* Start Task data *

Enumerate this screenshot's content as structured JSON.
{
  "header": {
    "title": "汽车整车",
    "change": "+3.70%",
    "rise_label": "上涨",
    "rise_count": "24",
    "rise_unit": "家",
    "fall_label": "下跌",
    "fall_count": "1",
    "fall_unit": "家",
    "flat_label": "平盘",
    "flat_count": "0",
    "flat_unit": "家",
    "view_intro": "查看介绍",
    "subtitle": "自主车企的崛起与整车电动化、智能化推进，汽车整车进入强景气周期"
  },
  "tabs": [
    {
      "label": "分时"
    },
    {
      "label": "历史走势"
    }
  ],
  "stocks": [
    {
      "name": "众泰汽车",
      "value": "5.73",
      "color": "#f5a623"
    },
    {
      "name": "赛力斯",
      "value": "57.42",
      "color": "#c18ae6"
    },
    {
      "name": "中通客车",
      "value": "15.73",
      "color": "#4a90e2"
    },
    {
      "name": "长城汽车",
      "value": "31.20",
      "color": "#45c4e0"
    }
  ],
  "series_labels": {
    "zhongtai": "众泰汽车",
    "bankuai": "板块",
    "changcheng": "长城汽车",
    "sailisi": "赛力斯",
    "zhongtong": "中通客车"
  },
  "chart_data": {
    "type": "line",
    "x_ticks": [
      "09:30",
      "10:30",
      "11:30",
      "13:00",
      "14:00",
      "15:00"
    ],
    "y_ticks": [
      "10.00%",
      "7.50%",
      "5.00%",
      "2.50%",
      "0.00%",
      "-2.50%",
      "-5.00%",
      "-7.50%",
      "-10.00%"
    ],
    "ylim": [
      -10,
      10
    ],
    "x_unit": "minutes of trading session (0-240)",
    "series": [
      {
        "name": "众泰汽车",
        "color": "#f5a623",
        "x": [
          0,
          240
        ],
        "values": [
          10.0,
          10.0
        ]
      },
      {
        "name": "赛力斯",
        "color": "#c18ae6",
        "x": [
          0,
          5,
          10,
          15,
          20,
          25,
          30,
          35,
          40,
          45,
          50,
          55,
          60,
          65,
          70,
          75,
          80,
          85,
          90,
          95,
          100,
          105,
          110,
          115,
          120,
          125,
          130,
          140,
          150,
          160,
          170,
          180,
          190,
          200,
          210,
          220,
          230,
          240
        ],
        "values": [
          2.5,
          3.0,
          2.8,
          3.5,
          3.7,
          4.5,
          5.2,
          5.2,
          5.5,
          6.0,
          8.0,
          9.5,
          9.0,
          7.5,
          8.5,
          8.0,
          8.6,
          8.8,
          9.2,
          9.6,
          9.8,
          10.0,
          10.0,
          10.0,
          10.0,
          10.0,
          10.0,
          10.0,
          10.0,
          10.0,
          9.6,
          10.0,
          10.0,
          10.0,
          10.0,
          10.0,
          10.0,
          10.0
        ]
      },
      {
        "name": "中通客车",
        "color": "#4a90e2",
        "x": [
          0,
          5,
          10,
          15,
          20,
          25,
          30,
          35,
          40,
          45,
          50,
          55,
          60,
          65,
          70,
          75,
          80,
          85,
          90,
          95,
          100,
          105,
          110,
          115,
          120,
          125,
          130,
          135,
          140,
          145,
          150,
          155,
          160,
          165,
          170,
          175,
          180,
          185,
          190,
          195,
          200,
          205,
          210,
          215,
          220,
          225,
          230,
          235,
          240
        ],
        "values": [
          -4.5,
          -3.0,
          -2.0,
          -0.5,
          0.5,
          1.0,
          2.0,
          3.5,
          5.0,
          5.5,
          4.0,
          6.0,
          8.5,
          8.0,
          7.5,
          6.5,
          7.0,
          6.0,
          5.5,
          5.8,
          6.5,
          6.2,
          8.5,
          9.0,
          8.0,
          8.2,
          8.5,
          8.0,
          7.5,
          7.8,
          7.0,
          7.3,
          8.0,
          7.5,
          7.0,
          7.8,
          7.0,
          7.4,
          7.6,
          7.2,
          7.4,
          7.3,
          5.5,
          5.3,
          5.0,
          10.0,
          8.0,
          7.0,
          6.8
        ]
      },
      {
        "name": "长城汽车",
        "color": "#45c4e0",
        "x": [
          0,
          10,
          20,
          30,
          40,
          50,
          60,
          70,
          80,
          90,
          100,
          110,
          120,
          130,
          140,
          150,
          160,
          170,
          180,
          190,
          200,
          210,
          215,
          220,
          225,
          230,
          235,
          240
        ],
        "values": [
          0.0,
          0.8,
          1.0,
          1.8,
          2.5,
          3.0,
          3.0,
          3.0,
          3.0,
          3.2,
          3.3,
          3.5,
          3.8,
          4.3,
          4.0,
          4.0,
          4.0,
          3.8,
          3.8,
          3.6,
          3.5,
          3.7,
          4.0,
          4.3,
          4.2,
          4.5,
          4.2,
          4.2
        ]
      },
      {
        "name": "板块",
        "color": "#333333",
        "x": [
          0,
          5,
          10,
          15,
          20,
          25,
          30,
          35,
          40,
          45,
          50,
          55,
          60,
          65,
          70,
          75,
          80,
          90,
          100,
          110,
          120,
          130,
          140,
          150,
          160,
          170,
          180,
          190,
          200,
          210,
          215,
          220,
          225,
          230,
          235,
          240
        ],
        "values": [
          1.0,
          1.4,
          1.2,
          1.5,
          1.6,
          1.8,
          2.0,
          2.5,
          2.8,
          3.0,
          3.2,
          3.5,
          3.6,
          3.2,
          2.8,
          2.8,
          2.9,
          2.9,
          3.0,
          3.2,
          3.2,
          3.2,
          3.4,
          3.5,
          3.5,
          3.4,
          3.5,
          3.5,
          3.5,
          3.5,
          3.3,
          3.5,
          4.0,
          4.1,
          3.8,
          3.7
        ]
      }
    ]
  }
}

* End Task data *

Aim:
Your task is to repeat every entry exactly.

Solution for this problem:
Enumerate this screenshot's content as structured JSON.
{
  "header": {
    "title": "汽车整车",
    "change": "+3.70%",
    "rise_label": "上涨",
    "rise_count": "24",
    "rise_unit": "家",
    "fall_label": "下跌",
    "fall_count": "1",
    "fall_unit": "家",
    "flat_label": "平盘",
    "flat_count": "0",
    "flat_unit": "家",
    "view_intro": "查看介绍",
    "subtitle": "自主车企的崛起与整车电动化、智能化推进，汽车整车进入强景气周期"
  },
  "tabs": [
    {
      "label": "分时"
    },
    {
      "label": "历史走势"
    }
  ],
  "stocks": [
    {
      "name": "众泰汽车",
      "value": "5.73",
      "color": "#f5a623"
    },
    {
      "name": "赛力斯",
      "value": "57.42",
      "color": "#c18ae6"
    },
    {
      "name": "中通客车",
      "value": "15.73",
      "color": "#4a90e2"
    },
    {
      "name": "长城汽车",
      "value": "31.20",
      "color": "#45c4e0"
    }
  ],
  "series_labels": {
    "zhongtai": "众泰汽车",
    "bankuai": "板块",
    "changcheng": "长城汽车",
    "sailisi": "赛力斯",
    "zhongtong": "中通客车"
  },
  "chart_data": {
    "type": "line",
    "x_ticks": [
      "09:30",
      "10:30",
      "11:30",
      "13:00",
      "14:00",
      "15:00"
    ],
    "y_ticks": [
      "10.00%",
      "7.50%",
      "5.00%",
      "2.50%",
      "0.00%",
      "-2.50%",
      "-5.00%",
      "-7.50%",
      "-10.00%"
    ],
    "ylim": [
      -10,
      10
    ],
    "x_unit": "minutes of trading session (0-240)",
    "series": [
      {
        "name": "众泰汽车",
        "color": "#f5a623",
        "x": [
          0,
          240
        ],
        "values": [
          10.0,
          10.0
        ]
      },
      {
        "name": "赛力斯",
        "color": "#c18ae6",
        "x": [
          0,
          5,
          10,
          15,
          20,
          25,
          30,
          35,
          40,
          45,
          50,
          55,
          60,
          65,
          70,
          75,
          80,
          85,
          90,
          95,
          100,
          105,
          110,
          115,
          120,
          125,
          130,
          140,
          150,
          160,
          170,
          180,
          190,
          200,
          210,
          220,
          230,
          240
        ],
        "values": [
          2.5,
          3.0,
          2.8,
          3.5,
          3.7,
          4.5,
          5.2,
          5.2,
          5.5,
          6.0,
          8.0,
          9.5,
          9.0,
          7.5,
          8.5,
          8.0,
          8.6,
          8.8,
          9.2,
          9.6,
          9.8,
          10.0,
          10.0,
          10.0,
          10.0,
          10.0,
          10.0,
          10.0,
          10.0,
          10.0,
          9.6,
          10.0,
          10.0,
          10.0,
          10.0,
          10.0,
          10.0,
          10.0
        ]
      },
      {
        "name": "中通客车",
        "color": "#4a90e2",
        "x": [
          0,
          5,
          10,
          15,
          20,
          25,
          30,
          35,
          40,
          45,
          50,
          55,
          60,
          65,
          70,
          75,
          80,
          85,
          90,
          95,
          100,
          105,
          110,
          115,
          120,
          125,
          130,
          135,
          140,
          145,
          150,
          155,
          160,
          165,
          170,
          175,
          180,
          185,
          190,
          195,
          200,
          205,
          210,
          215,
          220,
          225,
          230,
          235,
          240
        ],
        "values": [
          -4.5,
          -3.0,
          -2.0,
          -0.5,
          0.5,
          1.0,
          2.0,
          3.5,
          5.0,
          5.5,
          4.0,
          6.0,
          8.5,
          8.0,
          7.5,
          6.5,
          7.0,
          6.0,
          5.5,
          5.8,
          6.5,
          6.2,
          8.5,
          9.0,
          8.0,
          8.2,
          8.5,
          8.0,
          7.5,
          7.8,
          7.0,
          7.3,
          8.0,
          7.5,
          7.0,
          7.8,
          7.0,
          7.4,
          7.6,
          7.2,
          7.4,
          7.3,
          5.5,
          5.3,
          5.0,
          10.0,
          8.0,
          7.0,
          6.8
        ]
      },
      {
        "name": "长城汽车",
        "color": "#45c4e0",
        "x": [
          0,
          10,
          20,
          30,
          40,
          50,
          60,
          70,
          80,
          90,
          100,
          110,
          120,
          130,
          140,
          150,
          160,
          170,
          180,
          190,
          200,
          210,
          215,
          220,
          225,
          230,
          235,
          240
        ],
        "values": [
          0.0,
          0.8,
          1.0,
          1.8,
          2.5,
          3.0,
          3.0,
          3.0,
          3.0,
          3.2,
          3.3,
          3.5,
          3.8,
          4.3,
          4.0,
          4.0,
          4.0,
          3.8,
          3.8,
          3.6,
          3.5,
          3.7,
          4.0,
          4.3,
          4.2,
          4.5,
          4.2,
          4.2
        ]
      },
      {
        "name": "板块",
        "color": "#333333",
        "x": [
          0,
          5,
          10,
          15,
          20,
          25,
          30,
          35,
          40,
          45,
          50,
          55,
          60,
          65,
          70,
          75,
          80,
          90,
          100,
          110,
          120,
          130,
          140,
          150,
          160,
          170,
          180,
          190,
          200,
          210,
          215,
          220,
          225,
          230,
          235,
          240
        ],
        "values": [
          1.0,
          1.4,
          1.2,
          1.5,
          1.6,
          1.8,
          2.0,
          2.5,
          2.8,
          3.0,
          3.2,
          3.5,
          3.6,
          3.2,
          2.8,
          2.8,
          2.9,
          2.9,
          3.0,
          3.2,
          3.2,
          3.2,
          3.4,
          3.5,
          3.5,
          3.4,
          3.5,
          3.5,
          3.5,
          3.5,
          3.3,
          3.5,
          4.0,
          4.1,
          3.8,
          3.7
        ]
      }
    ]
  }
}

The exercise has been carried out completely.